— Goal —
Write out, precisely and in full, each line of the material.

— Dataset records —
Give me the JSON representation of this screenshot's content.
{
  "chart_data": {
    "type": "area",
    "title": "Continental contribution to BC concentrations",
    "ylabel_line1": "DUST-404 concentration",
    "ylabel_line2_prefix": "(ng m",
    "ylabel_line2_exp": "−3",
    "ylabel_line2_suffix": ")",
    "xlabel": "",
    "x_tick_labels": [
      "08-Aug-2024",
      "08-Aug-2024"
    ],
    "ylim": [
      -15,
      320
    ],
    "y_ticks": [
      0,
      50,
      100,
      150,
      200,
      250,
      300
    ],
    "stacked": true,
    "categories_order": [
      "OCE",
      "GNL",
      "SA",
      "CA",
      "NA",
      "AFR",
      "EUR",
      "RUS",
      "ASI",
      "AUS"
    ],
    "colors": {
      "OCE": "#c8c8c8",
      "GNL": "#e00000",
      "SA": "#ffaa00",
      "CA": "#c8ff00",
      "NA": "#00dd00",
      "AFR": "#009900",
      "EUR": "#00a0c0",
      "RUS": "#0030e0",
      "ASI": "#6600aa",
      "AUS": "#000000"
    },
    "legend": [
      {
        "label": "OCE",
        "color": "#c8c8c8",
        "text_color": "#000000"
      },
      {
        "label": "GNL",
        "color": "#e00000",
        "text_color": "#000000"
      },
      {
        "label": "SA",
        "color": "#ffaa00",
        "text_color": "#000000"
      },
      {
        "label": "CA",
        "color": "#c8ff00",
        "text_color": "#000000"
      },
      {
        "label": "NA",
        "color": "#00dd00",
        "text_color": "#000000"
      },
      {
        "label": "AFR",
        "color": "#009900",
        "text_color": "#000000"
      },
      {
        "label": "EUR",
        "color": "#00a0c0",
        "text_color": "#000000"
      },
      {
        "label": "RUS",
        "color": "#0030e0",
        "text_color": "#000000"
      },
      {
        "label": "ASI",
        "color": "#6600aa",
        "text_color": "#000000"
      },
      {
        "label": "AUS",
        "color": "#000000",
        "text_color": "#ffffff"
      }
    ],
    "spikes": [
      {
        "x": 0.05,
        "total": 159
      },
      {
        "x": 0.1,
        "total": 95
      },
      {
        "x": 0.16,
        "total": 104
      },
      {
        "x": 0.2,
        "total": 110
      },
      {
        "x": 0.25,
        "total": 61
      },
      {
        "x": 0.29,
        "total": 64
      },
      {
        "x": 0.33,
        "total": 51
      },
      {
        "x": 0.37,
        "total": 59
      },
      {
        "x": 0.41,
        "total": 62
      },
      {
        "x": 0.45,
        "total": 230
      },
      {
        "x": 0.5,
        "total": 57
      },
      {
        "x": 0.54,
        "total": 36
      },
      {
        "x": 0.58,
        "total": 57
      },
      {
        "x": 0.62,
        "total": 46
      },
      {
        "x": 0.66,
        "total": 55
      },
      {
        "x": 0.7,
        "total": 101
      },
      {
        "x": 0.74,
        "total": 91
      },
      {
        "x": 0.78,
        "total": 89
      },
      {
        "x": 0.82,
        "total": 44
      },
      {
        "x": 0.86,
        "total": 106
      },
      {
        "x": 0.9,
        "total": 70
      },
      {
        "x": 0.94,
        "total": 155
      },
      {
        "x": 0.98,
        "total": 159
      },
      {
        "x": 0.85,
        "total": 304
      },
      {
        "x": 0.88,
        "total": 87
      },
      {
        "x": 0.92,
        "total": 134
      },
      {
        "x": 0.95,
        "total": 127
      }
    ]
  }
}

— Output below —
Give me the JSON representation of this screenshot's content.
{
  "chart_data": {
    "type": "area",
    "title": "Continental contribution to BC concentrations",
    "ylabel_line1": "DUST-404 concentration",
    "ylabel_line2_prefix": "(ng m",
    "ylabel_line2_exp": "−3",
    "ylabel_line2_suffix": ")",
    "xlabel": "",
    "x_tick_labels": [
      "08-Aug-2024",
      "08-Aug-2024"
    ],
    "ylim": [
      -15,
      320
    ],
    "y_ticks": [
      0,
      50,
      100,
      150,
      200,
      250,
      300
    ],
    "stacked": true,
    "categories_order": [
      "OCE",
      "GNL",
      "SA",
      "CA",
      "NA",
      "AFR",
      "EUR",
      "RUS",
      "ASI",
      "AUS"
    ],
    "colors": {
      "OCE": "#c8c8c8",
      "GNL": "#e00000",
      "SA": "#ffaa00",
      "CA": "#c8ff00",
      "NA": "#00dd00",
      "AFR": "#009900",
      "EUR": "#00a0c0",
      "RUS": "#0030e0",
      "ASI": "#6600aa",
      "AUS": "#000000"
    },
    "legend": [
      {
        "label": "OCE",
        "color": "#c8c8c8",
        "text_color": "#000000"
      },
      {
        "label": "GNL",
        "color": "#e00000",
        "text_color": "#000000"
      },
      {
        "label": "SA",
        "color": "#ffaa00",
        "text_color": "#000000"
      },
      {
        "label": "CA",
        "color": "#c8ff00",
        "text_color": "#000000"
      },
      {
        "label": "NA",
        "color": "#00dd00",
        "text_color": "#000000"
      },
      {
        "label": "AFR",
        "color": "#009900",
        "text_color": "#000000"
      },
      {
        "label": "EUR",
        "color": "#00a0c0",
        "text_color": "#000000"
      },
      {
        "label": "RUS",
        "color": "#0030e0",
        "text_color": "#000000"
      },
      {
        "label": "ASI",
        "color": "#6600aa",
        "text_color": "#000000"
      },
      {
        "label": "AUS",
        "color": "#000000",
        "text_color": "#ffffff"
      }
    ],
    "spikes": [
      {
        "x": 0.05,
        "total": 159
      },
      {
        "x": 0.1,
        "total": 95
      },
      {
        "x": 0.16,
        "total": 104
      },
      {
        "x": 0.2,
        "total": 110
      },
      {
        "x": 0.25,
        "total": 61
      },
      {
        "x": 0.29,
        "total": 64
      },
      {
        "x": 0.33,
        "total": 51
      },
      {
        "x": 0.37,
        "total": 59
      },
      {
        "x": 0.41,
        "total": 62
      },
      {
        "x": 0.45,
        "total": 230
      },
      {
        "x": 0.5,
        "total": 57
      },
      {
        "x": 0.54,
        "total": 36
      },
      {
        "x": 0.58,
        "total": 57
      },
      {
        "x": 0.62,
        "total": 46
      },
      {
        "x": 0.66,
        "total": 55
      },
      {
        "x": 0.7,
        "total": 101
      },
      {
        "x": 0.74,
        "total": 91
      },
      {
        "x": 0.78,
        "total": 89
      },
      {
        "x": 0.82,
        "total": 44
      },
      {
        "x": 0.86,
        "total": 106
      },
      {
        "x": 0.9,
        "total": 70
      },
      {
        "x": 0.94,
        "total": 155
      },
      {
        "x": 0.98,
        "total": 159
      },
      {
        "x": 0.85,
        "total": 304
      },
      {
        "x": 0.88,
        "total": 87
      },
      {
        "x": 0.92,
        "total": 134
      },
      {
        "x": 0.95,
        "total": 127
      }
    ]
  }
}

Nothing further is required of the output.